Data entries
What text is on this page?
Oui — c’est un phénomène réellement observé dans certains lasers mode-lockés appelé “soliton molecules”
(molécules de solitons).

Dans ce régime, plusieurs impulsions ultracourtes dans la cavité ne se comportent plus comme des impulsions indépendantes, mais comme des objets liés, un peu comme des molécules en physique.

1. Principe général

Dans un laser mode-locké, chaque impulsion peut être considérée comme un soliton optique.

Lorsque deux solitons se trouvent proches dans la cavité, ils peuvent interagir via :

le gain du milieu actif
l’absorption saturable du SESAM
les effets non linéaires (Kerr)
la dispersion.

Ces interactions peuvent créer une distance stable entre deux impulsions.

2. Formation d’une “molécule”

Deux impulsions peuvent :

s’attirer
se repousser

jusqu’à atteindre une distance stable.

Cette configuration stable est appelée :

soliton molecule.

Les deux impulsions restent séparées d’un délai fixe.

__Given request__
All records above must be set down exactly, please.

__Exercise output__
What text is on this page?
Oui — c’est un phénomène réellement observé dans certains lasers mode-lockés appelé “soliton molecules”
(molécules de solitons).

Dans ce régime, plusieurs impulsions ultracourtes dans la cavité ne se comportent plus comme des impulsions indépendantes, mais comme des objets liés, un peu comme des molécules en physique.

1. Principe général

Dans un laser mode-locké, chaque impulsion peut être considérée comme un soliton optique.

Lorsque deux solitons se trouvent proches dans la cavité, ils peuvent interagir via :

le gain du milieu actif
l’absorption saturable du SESAM
les effets non linéaires (Kerr)
la dispersion.

Ces interactions peuvent créer une distance stable entre deux impulsions.

2. Formation d’une “molécule”

Deux impulsions peuvent :

s’attirer
se repousser

jusqu’à atteindre une distance stable.

Cette configuration stable est appelée :

soliton molecule.

Les deux impulsions restent séparées d’un délai fixe.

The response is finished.